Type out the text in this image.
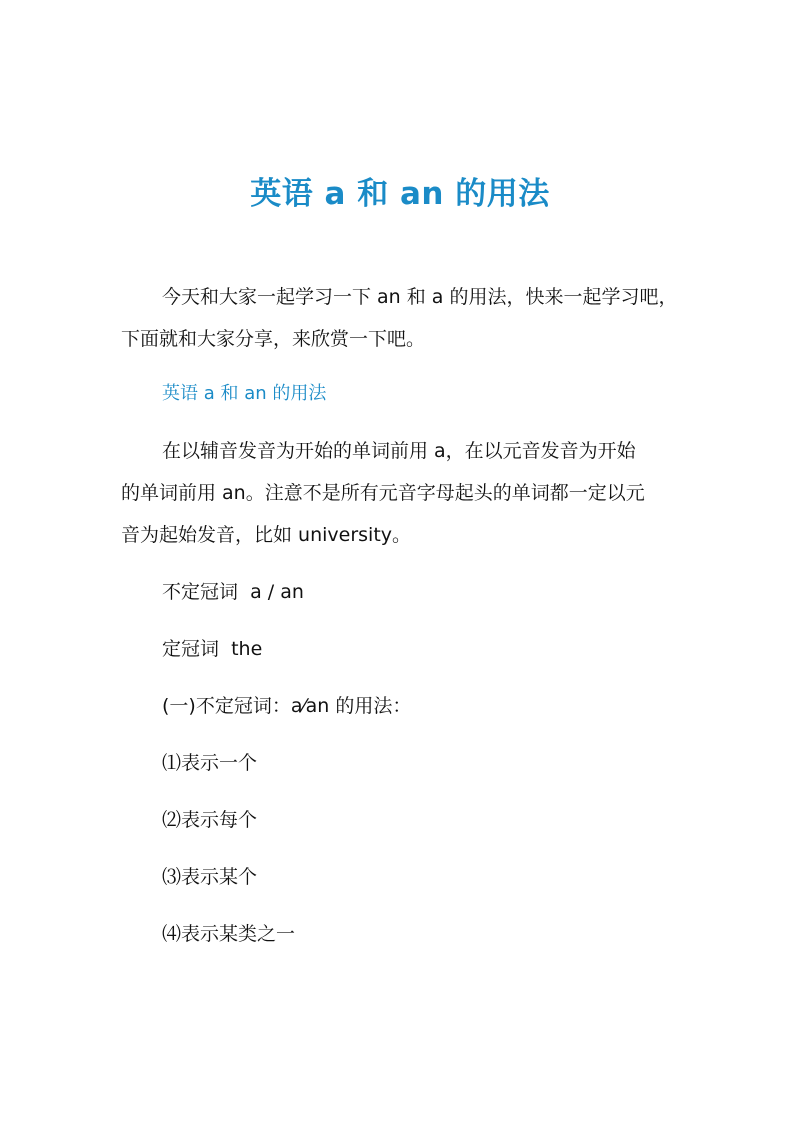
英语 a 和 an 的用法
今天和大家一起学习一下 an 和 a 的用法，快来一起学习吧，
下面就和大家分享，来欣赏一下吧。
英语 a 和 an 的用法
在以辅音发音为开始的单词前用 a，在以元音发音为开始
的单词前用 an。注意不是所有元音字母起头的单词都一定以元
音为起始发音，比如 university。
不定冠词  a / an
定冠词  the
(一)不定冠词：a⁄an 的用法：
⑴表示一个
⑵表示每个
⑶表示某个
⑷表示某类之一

------------------------------

_What is needed_. Restate the whole listing above exactly, except for its images.

_Task solution_.
Type out the text in this image.
英语 a 和 an 的用法
今天和大家一起学习一下 an 和 a 的用法，快来一起学习吧，
下面就和大家分享，来欣赏一下吧。
英语 a 和 an 的用法
在以辅音发音为开始的单词前用 a，在以元音发音为开始
的单词前用 an。注意不是所有元音字母起头的单词都一定以元
音为起始发音，比如 university。
不定冠词  a / an
定冠词  the
(一)不定冠词：a⁄an 的用法：
⑴表示一个
⑵表示每个
⑶表示某个
⑷表示某类之一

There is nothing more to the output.